Figure collection entries:
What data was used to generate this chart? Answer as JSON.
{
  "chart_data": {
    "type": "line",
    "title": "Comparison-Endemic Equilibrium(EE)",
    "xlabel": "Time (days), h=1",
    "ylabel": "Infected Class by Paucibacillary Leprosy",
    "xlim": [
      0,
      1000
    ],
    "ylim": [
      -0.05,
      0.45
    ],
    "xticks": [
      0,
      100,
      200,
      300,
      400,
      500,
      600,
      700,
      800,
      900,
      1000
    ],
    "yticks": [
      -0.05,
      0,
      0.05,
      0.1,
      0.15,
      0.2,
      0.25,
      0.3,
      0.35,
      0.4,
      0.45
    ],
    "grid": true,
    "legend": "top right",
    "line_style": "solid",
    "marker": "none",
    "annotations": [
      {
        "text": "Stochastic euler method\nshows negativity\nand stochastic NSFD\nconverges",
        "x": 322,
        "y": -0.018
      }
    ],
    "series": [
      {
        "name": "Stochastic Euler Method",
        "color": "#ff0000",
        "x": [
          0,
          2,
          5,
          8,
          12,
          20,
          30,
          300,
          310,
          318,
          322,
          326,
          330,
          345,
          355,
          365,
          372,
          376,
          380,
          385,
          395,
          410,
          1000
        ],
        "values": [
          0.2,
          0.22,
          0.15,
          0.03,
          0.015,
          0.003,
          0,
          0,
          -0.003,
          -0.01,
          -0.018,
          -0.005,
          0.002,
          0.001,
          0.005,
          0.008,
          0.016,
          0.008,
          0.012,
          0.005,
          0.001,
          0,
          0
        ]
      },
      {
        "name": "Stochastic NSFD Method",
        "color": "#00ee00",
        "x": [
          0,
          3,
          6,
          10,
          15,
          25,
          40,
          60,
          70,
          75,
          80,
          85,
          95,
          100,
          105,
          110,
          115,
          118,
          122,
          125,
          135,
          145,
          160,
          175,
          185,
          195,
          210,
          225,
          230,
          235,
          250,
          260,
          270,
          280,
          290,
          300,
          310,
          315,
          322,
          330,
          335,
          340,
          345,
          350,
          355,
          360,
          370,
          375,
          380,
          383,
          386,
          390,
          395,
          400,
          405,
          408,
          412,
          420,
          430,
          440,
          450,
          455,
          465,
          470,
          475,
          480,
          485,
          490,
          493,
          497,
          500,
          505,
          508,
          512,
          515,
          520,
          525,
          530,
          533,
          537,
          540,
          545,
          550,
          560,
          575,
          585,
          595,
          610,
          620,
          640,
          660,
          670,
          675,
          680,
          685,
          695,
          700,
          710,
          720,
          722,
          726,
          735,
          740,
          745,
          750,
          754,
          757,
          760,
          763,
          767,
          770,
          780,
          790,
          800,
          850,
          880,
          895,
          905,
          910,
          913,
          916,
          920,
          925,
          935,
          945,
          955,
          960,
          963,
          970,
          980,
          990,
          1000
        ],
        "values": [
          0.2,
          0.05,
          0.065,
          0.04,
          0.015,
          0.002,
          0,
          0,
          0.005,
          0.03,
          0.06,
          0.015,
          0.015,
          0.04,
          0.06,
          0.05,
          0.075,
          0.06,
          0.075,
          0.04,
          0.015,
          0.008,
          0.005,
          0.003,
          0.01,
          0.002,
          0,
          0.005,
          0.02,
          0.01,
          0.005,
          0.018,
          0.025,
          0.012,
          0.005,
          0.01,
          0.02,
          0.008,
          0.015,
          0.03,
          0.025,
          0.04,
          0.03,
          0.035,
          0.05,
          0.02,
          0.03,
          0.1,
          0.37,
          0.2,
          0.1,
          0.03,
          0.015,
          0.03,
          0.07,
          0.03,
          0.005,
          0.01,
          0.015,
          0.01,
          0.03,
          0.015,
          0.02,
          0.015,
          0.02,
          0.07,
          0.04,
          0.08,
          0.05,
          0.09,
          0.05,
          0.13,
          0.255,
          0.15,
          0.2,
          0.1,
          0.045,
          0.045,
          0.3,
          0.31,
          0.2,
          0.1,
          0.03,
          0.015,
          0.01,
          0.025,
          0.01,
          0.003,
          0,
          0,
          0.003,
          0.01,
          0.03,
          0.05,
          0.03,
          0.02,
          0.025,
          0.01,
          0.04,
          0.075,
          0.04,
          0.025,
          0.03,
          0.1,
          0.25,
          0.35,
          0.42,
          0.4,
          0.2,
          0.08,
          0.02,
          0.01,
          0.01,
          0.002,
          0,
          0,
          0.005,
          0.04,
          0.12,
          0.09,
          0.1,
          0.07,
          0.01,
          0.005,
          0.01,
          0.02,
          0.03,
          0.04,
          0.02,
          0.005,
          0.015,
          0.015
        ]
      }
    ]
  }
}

WORK TO DO — In the material above, show every line where the word "Stochastic" turns up.

FULL RESPONSE —
        "text": "Stochastic euler method\nshows negativity\nand stochastic NSFD\nconverges",
        "name": "Stochastic Euler Method",
        "name": "Stochastic NSFD Method",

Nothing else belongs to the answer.